• SHORT EXERCISE: Pull out from the material below all lines with "folder".

• SUPPLIED DATA:
--- START ---

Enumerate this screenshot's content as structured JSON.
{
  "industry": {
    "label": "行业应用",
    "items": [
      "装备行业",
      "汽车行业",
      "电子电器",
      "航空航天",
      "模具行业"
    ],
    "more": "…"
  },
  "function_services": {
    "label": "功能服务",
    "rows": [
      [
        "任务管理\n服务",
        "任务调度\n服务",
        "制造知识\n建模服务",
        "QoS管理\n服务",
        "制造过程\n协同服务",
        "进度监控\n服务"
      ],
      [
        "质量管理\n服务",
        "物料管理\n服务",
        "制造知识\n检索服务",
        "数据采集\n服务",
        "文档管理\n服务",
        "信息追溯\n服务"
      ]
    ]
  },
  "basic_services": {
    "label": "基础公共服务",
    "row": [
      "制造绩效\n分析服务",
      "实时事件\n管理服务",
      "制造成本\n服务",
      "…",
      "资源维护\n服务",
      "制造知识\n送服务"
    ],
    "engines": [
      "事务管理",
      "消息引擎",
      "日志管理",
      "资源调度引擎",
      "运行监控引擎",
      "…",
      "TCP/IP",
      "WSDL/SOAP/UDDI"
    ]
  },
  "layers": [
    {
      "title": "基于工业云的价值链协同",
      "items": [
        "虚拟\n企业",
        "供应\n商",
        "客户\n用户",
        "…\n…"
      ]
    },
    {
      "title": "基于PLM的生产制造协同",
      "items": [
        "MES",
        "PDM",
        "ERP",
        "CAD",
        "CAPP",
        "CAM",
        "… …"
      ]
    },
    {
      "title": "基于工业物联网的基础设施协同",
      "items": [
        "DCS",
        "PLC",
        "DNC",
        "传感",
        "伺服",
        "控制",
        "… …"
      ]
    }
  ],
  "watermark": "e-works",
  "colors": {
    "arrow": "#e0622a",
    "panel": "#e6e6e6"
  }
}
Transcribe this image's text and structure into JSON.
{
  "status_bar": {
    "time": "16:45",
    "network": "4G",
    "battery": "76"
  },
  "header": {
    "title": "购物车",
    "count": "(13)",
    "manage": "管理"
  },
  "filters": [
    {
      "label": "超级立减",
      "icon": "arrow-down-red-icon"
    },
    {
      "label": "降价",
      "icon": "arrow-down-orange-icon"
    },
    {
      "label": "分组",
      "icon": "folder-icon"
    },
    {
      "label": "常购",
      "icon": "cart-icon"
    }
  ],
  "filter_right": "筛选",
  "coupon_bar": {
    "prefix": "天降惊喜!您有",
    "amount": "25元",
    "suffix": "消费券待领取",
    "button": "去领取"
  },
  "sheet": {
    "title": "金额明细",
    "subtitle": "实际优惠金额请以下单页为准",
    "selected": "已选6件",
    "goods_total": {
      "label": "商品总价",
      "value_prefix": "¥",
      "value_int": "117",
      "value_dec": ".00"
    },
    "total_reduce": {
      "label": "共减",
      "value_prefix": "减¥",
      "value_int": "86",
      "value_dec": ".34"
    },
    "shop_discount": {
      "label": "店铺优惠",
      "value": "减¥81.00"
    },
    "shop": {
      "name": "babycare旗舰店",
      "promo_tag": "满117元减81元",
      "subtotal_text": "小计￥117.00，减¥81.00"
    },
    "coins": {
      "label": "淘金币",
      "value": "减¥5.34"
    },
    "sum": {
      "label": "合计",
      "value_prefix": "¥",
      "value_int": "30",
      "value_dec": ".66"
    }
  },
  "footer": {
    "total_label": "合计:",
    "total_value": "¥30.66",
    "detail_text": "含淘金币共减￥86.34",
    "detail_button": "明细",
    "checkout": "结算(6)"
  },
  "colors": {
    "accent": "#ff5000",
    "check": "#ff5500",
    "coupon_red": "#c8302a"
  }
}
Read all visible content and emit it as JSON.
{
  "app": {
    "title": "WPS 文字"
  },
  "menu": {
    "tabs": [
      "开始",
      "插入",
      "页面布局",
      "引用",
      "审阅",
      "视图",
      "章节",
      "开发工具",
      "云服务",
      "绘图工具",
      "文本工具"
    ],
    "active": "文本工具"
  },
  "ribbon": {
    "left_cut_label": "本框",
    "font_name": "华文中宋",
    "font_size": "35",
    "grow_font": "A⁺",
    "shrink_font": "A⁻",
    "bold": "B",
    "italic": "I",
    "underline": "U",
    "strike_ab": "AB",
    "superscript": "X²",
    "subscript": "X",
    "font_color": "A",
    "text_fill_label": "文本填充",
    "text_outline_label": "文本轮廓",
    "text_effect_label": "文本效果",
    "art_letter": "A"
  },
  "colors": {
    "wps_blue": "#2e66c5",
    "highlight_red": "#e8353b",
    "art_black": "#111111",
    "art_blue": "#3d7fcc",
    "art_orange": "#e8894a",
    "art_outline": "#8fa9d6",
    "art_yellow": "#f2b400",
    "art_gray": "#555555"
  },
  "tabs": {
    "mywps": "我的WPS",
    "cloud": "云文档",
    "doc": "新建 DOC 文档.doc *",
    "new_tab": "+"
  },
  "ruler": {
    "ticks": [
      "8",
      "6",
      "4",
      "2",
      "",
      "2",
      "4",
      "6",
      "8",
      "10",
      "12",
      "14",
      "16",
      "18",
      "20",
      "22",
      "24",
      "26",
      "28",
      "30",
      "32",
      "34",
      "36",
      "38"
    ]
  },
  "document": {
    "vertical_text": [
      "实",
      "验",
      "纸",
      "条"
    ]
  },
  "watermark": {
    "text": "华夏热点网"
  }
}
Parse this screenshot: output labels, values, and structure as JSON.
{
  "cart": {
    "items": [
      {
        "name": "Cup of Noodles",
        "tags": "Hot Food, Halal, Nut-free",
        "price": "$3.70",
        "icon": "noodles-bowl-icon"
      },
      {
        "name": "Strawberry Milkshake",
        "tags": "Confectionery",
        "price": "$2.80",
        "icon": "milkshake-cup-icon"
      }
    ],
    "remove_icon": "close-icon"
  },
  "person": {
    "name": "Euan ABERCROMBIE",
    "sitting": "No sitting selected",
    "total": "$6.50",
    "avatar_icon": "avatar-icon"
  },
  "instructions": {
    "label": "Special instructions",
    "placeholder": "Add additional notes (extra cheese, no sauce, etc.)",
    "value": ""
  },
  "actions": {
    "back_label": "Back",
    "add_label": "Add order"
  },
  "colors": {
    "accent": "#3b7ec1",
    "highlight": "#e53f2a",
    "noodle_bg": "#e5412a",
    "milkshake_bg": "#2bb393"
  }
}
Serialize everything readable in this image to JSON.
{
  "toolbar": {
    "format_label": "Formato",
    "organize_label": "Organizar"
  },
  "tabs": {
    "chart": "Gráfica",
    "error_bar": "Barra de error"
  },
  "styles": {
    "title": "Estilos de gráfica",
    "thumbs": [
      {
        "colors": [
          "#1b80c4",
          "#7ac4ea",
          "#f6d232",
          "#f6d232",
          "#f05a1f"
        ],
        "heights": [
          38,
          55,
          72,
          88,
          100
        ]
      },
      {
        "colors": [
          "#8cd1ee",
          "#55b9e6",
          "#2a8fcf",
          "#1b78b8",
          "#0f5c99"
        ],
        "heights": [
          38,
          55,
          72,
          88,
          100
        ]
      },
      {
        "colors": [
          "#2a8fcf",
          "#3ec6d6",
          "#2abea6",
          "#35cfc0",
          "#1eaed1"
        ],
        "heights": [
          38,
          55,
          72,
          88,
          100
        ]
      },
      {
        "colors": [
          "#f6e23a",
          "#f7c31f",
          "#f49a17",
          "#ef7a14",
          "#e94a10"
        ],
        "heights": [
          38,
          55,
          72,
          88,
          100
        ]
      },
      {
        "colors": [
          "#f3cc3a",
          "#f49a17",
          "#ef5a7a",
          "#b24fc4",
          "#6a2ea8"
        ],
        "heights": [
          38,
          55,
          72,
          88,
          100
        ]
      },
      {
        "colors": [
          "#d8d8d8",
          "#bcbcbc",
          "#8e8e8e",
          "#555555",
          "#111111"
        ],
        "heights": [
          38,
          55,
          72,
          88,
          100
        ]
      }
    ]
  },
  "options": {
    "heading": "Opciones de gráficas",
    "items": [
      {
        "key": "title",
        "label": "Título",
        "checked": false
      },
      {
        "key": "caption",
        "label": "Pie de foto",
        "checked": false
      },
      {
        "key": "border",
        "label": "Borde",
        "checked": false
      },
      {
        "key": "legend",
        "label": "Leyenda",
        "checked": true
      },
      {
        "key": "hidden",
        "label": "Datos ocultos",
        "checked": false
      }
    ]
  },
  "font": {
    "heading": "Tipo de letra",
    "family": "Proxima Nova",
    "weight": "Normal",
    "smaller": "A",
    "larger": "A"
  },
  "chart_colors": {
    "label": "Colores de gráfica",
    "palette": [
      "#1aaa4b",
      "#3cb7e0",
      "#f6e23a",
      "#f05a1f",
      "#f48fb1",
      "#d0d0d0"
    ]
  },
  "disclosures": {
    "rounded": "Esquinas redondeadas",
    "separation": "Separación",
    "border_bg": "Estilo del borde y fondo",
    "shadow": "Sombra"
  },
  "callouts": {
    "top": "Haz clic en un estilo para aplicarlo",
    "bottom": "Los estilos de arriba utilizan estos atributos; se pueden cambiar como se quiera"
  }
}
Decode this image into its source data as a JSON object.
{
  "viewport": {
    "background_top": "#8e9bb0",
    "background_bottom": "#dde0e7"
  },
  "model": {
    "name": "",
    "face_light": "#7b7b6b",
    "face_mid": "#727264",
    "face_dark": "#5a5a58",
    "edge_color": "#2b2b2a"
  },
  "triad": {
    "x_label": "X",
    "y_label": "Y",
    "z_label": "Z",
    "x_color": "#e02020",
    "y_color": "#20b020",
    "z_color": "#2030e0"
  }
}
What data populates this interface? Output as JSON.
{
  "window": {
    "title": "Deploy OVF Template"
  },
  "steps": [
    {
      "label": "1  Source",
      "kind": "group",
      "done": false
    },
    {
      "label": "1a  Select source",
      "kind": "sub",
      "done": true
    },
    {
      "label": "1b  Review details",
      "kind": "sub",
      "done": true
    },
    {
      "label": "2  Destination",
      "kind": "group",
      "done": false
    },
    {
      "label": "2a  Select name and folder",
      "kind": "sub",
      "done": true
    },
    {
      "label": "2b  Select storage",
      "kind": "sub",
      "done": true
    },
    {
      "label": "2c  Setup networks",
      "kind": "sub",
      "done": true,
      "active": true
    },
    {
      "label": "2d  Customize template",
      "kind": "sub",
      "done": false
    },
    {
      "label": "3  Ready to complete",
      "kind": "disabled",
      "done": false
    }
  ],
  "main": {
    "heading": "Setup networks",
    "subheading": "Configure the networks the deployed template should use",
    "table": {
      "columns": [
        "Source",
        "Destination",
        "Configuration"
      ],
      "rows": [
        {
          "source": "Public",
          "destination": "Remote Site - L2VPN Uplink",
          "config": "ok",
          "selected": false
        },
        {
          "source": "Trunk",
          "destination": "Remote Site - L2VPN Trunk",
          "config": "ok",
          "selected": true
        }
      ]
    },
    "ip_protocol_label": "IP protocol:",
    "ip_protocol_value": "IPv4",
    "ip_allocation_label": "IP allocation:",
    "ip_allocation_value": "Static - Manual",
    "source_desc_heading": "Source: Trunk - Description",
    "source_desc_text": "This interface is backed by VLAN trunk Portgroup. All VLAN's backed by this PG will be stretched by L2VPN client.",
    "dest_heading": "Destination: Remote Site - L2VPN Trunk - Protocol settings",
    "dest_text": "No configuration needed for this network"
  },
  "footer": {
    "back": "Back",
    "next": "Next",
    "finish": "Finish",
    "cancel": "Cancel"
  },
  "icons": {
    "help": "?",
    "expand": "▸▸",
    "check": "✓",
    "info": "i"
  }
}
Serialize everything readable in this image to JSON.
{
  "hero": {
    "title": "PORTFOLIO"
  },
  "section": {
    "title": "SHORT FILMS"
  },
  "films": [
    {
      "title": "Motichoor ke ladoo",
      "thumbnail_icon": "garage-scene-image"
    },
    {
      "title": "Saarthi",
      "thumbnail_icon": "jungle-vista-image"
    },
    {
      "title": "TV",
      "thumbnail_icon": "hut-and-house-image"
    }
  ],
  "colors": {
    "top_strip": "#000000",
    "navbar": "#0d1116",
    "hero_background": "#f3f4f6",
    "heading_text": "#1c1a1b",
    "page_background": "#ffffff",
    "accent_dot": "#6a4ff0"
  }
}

--- END ---

• TASK RESPONSE:
      "icon": "folder-icon"
      "label": "2a  Select name and folder",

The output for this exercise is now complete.